Tasks to carry out —
A - List the four sub-categories of "people-to-people" exchanges that the article on the 13th Straits Forum says the forum emphasized.
B - Pick up the article on the 13th Straits Forum after its last sentence and carry it forward.

Extract —
+ + + + +

The 13th Straits Forum and Beijing’s United Front “People-to-People Exchanges”

The 13th Straits Forum and Beijing’s United Front “People-to-People Exchanges”

On December 10-11, 2021, the “13th Straits Forum” (第十三屆海峽論壇) was convened in the city of Xiamen, in China’s southeastern Fujian Province. First held in 2009, the forum has become an annual event hosted by the People’s Republic of China (PRC) to promote cross-Strait ties. The 2021 forum was organized under the slogan of “Expanding People-to-People Exchanges, Deepening Integrated Development” (擴大民間交流, 深化融合發展). Official PRC outlets claimed that “nearly 2,000 Taiwan compatriots from all walks of life” attended the forum, including “representatives of political parties, co-sponsors of the forum, industry elites, social organizations and religious circles.” State media further asserted that “10,000 people joined the forum online and in-person and nearly half were from the Taiwan region,” although the actual number of people from Taiwan who may have participated in the event is unknown.

In keeping with the forum’s linkage to the united front work (統戰工作) bureaucracy of the Chinese Communist Party (CCP, 共產黨), the opening of December’s forum featured an address by Wang Yang (汪洋), the CCP Politburo Standing Committee member who bears primary responsibility for the united front policy portfolio. [1] Wang’s address contained much of the usual CCP boilerplate about “achieving the complete unification of the motherland” and the Chinese people’s “rock-solid determination to oppose separatism,” but also attempted to strike a positive note in characterizing the event as a “common people’s forum” (百姓論壇) intended to build a “bridge of trust” (連心橋) across the Taiwan Strait.

For its part, Taiwan’s government was harshly critical of the event. On December 6, Chiu Chui-cheng (邱垂正), the vice-chairman of Taiwan’s Mainland Affairs Council (大陸委員會), preemptively criticized the Straits Forum as a “large-scale united front platform [directed towards] Taiwan, completely dominated by and with an agenda designed by the Chinese Communists,” and discouraged Taiwan citizens from taking part. When speaking subsequently before the Legislative Yuan, Chiu advised political figures and others from Taiwan to steer clear of such events, and therefore to avoid becoming “Chinese Communist united front targets” (中共統戰對象).

Themes from the 13th Straits Forum

PRC state media coverage of the forum showed a range of carefully stage-managed activities, ranging from political speeches, to testimonials by Taiwanese businesspeople who had found success in China, to music performances, and even a children’s “street dance” competition. As alluded to in the official slogan and the speech by Wang Yang, the forum emphasized the promotion of “people-to-people” (or “among the people”) exchanges (民間交流), divided among four specified sub-categories: “youth exchanges” (青年交流), “grassroots exchanges” (基層交流), “cultural exchanges” (文化交流), and “economic exchanges” (經濟交流).

+ + + + +

Stored entries:
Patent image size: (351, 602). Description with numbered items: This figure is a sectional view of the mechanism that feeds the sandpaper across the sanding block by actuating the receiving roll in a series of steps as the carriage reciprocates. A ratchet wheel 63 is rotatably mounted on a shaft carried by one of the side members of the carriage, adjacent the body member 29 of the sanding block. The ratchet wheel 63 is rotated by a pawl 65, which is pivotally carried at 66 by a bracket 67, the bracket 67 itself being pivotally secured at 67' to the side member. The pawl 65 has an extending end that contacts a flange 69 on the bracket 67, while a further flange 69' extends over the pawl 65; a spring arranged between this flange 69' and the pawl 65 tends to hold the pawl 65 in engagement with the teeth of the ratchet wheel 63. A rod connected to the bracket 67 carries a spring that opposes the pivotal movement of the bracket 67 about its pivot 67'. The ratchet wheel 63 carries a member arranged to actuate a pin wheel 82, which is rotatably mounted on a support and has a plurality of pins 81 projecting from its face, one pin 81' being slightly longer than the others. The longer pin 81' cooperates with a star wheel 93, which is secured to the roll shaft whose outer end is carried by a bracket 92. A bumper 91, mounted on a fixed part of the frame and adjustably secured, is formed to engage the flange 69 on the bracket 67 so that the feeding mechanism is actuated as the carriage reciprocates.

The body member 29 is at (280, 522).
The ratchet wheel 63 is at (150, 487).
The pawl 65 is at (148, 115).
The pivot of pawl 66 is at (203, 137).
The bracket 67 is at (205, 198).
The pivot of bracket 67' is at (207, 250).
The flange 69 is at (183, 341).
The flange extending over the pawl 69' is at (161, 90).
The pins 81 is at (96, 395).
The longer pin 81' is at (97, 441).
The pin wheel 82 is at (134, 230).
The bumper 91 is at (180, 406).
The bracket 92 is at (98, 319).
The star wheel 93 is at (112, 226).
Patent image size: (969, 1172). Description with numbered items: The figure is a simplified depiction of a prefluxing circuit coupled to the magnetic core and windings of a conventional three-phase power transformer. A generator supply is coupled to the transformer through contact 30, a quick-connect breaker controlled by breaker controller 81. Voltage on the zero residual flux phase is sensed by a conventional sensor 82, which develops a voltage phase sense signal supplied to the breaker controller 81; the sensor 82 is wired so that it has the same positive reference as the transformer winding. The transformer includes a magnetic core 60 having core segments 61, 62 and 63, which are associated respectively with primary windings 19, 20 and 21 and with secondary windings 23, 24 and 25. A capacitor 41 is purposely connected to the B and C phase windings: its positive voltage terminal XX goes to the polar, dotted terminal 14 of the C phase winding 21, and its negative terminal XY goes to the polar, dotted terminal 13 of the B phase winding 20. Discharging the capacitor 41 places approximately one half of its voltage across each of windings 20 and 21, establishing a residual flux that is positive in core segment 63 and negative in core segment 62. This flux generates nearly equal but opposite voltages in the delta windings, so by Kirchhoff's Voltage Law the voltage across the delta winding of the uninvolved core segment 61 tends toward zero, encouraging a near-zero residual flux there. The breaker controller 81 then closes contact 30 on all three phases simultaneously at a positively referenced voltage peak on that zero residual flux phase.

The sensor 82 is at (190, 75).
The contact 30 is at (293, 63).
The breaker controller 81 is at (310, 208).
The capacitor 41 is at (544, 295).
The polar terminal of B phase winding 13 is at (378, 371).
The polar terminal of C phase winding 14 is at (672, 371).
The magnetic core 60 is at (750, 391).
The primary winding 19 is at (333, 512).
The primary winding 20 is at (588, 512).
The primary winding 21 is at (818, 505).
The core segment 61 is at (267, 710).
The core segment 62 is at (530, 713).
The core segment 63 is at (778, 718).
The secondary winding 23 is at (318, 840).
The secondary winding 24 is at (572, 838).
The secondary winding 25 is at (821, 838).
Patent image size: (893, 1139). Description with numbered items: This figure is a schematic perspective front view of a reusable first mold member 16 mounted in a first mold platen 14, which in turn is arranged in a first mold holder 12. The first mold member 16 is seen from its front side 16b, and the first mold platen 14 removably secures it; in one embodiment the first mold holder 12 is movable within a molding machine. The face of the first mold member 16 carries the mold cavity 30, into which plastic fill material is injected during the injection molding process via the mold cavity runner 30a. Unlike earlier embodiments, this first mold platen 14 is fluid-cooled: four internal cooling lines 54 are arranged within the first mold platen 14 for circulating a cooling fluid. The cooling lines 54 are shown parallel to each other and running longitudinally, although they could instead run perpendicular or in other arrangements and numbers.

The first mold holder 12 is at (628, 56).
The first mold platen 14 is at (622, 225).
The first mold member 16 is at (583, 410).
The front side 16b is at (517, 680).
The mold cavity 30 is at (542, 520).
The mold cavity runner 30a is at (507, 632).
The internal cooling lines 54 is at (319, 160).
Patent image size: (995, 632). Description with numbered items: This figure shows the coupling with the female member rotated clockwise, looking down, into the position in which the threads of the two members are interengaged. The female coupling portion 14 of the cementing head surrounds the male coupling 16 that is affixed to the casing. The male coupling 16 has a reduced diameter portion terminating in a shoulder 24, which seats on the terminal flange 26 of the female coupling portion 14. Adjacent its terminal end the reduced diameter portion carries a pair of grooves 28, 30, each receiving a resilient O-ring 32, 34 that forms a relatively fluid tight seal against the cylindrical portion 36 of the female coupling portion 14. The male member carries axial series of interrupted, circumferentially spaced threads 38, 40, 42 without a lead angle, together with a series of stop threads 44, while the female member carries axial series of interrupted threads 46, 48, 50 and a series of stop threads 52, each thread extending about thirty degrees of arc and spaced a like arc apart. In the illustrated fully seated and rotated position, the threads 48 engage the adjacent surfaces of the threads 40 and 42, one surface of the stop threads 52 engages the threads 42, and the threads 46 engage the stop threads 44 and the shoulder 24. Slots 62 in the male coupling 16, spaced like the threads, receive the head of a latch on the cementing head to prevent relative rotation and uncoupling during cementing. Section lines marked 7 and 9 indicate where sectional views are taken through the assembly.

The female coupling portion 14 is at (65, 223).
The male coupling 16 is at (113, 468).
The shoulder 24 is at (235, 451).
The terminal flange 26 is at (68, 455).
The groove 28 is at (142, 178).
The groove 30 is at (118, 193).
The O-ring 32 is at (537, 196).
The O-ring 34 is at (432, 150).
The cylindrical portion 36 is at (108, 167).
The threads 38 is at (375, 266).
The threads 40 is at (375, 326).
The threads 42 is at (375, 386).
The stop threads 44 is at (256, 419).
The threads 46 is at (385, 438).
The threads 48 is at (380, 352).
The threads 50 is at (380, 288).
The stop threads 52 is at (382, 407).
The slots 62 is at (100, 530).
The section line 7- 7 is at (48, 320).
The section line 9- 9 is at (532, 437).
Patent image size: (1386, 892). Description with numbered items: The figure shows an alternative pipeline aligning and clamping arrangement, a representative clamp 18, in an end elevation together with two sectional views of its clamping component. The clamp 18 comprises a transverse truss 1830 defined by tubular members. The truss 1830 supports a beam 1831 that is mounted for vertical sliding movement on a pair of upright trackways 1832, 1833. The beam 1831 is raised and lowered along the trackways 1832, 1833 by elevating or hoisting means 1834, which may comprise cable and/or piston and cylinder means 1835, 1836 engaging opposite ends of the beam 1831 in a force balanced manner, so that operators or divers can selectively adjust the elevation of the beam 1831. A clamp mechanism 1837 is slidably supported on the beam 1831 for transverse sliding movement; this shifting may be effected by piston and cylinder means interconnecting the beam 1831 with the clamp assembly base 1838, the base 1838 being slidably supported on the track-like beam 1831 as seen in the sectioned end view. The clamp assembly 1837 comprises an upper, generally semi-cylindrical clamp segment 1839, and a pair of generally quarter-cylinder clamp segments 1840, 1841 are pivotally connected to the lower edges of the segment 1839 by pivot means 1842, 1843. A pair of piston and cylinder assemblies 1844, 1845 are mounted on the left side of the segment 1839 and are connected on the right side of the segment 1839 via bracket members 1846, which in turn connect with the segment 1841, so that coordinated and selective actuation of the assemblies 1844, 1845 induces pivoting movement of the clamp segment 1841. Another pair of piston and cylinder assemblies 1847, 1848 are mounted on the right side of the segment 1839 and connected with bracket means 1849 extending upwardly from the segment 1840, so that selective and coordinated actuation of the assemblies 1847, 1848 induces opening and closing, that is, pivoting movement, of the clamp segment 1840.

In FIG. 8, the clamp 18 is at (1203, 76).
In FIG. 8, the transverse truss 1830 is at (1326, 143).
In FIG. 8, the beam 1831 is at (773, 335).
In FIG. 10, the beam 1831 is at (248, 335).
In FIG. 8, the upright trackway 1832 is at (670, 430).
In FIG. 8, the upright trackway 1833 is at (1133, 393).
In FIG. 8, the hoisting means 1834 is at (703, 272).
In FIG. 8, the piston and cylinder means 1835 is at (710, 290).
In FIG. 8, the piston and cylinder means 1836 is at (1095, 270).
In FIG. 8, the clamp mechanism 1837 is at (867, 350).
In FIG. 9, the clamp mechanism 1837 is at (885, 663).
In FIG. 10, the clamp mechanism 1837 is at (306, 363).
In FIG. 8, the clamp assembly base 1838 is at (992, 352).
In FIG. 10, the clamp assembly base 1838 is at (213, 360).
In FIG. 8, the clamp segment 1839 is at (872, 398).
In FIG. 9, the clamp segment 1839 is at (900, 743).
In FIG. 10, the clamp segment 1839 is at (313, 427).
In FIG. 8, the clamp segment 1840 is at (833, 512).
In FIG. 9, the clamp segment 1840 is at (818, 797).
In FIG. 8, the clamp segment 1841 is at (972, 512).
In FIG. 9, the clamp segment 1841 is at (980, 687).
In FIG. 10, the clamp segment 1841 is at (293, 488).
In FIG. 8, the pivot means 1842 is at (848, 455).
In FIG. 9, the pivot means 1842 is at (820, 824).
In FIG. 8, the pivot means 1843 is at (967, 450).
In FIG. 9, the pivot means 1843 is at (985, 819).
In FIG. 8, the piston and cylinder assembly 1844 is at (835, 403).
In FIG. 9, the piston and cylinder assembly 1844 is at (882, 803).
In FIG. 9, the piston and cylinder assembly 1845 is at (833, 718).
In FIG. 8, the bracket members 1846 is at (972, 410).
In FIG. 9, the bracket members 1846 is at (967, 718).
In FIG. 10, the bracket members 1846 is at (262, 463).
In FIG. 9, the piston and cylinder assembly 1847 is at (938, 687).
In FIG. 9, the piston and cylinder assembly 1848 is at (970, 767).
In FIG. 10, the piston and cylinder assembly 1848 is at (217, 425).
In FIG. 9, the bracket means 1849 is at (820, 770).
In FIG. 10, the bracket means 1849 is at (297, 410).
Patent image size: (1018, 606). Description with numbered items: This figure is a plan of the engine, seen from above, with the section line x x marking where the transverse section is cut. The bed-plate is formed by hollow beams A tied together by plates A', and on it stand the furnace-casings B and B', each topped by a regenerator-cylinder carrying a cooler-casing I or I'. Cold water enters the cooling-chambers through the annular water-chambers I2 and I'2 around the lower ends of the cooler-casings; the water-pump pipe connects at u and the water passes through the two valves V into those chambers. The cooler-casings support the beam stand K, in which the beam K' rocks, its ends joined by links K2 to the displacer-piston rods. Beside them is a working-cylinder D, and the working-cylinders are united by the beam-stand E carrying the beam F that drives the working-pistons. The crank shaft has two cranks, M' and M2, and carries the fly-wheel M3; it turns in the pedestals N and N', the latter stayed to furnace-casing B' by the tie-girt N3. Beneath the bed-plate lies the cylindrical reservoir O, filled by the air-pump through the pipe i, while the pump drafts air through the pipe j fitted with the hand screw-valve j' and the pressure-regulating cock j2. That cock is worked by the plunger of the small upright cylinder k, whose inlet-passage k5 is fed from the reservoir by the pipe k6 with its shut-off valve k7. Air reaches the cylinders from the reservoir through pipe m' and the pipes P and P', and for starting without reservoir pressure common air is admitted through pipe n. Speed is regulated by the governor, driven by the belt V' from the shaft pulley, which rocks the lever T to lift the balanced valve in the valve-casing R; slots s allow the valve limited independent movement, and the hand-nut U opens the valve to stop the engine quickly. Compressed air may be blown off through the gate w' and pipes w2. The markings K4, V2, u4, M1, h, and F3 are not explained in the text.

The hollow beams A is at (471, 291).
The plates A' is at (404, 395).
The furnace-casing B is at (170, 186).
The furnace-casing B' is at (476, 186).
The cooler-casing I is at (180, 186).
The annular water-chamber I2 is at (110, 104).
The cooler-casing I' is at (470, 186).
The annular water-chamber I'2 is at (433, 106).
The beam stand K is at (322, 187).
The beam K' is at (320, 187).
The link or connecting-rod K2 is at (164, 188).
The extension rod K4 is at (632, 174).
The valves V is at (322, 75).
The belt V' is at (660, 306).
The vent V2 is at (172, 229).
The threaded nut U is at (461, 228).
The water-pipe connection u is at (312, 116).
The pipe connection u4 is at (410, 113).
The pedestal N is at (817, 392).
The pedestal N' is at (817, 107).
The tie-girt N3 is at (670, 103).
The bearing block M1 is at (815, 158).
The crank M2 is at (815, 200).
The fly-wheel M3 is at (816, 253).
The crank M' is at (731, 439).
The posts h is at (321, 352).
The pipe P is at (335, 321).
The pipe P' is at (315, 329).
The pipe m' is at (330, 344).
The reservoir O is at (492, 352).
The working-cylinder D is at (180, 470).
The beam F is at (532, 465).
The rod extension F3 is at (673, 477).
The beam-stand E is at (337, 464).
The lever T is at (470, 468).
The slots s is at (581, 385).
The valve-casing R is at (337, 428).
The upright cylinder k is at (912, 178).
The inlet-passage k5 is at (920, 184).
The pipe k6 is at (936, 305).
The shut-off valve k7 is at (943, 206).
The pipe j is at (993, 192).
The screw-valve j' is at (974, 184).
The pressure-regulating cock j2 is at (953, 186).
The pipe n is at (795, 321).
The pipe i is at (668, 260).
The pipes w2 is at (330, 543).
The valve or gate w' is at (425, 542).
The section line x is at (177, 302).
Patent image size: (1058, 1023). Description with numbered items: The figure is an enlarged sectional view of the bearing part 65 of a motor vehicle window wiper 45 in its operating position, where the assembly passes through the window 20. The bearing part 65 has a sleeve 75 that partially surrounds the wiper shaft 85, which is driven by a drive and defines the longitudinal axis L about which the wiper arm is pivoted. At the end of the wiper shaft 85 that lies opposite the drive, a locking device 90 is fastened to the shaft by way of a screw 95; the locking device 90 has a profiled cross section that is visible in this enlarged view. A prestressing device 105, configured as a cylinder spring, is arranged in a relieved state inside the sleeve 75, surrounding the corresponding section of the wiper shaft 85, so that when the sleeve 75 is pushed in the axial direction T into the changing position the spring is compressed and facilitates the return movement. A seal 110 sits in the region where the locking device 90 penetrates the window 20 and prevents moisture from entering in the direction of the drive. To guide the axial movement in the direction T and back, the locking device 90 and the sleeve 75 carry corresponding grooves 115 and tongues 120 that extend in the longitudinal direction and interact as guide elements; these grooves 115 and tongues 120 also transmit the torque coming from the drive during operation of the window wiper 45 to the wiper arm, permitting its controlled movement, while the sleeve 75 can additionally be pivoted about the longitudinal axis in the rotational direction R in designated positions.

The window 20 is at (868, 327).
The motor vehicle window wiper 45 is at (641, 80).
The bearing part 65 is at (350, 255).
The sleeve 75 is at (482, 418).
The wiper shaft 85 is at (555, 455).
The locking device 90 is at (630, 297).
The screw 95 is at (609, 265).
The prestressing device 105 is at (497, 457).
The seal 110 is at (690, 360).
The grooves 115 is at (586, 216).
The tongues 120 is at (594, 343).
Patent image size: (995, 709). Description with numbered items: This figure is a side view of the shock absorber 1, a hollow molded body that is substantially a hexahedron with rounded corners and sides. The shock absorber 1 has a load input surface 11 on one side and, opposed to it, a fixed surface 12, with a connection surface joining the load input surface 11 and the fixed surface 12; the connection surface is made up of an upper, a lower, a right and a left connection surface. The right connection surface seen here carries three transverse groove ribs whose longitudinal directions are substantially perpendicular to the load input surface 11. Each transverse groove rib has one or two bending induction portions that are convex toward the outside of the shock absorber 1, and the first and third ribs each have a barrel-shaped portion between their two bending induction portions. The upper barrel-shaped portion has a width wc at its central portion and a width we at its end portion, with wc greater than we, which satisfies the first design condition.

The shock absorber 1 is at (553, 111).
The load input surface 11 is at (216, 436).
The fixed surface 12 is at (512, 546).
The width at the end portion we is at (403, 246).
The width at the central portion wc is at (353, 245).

+ + + + +

Expected results —
A -
- Youth exchanges (青年交流)
- Grassroots exchanges (基層交流)
- Cultural exchanges (文化交流)
- Economic exchanges (經濟交流)

B -
The promotion of business ties was a major theme, with PRC state media claiming that “in the business cooperation meeting […] some 15 deals were signed worth more than 3.7 billion yuan ($580 million).” A significant emphasis was also placed on outreach and career programs for Taiwan youth, which have been a major point of focus for CCP propaganda and united front efforts throughout 2020 (see here and here). The state news network CGTN proclaimed that “Over 1,600 jobs and internship opportunities are available to young people from Taiwan through the forum, in fields including rural development, entrepreneurship, talent training and industrial cooperation.”

PRC state media coverage also gave significant focus to a propaganda line that accused—without specificity or evidence—Taiwan’s ruling Democratic Progressive Party (DPP, 民主進步黨) of suppressing participation in the forum via intimidation. Chinese Taiwan Net (中國臺灣網), an official PRC website for Taiwan-related news, accused the DPP of conducting a campaign of “green terror” (綠色恐怖) on the island. Per this account, Taiwan’s Mainland Affairs Council “successively disgraced itself” by “preventing relevant people from attending,” and the “DPP authorities” had further employed counter-subversion laws to “intimidate the Taiwan masses” from attending. In remarks made about the forum on December 15, Ma Xiaoguang (馬曉光), a spokesman for the Taiwan Affairs Office of the PRC State Council (國務院台灣事務辦公室), stated: “We ask the DPP authority: they crack down on dissidents on the island, stir up ethnic antagonism and divisions in Taiwan society. What kind of democracy is that?”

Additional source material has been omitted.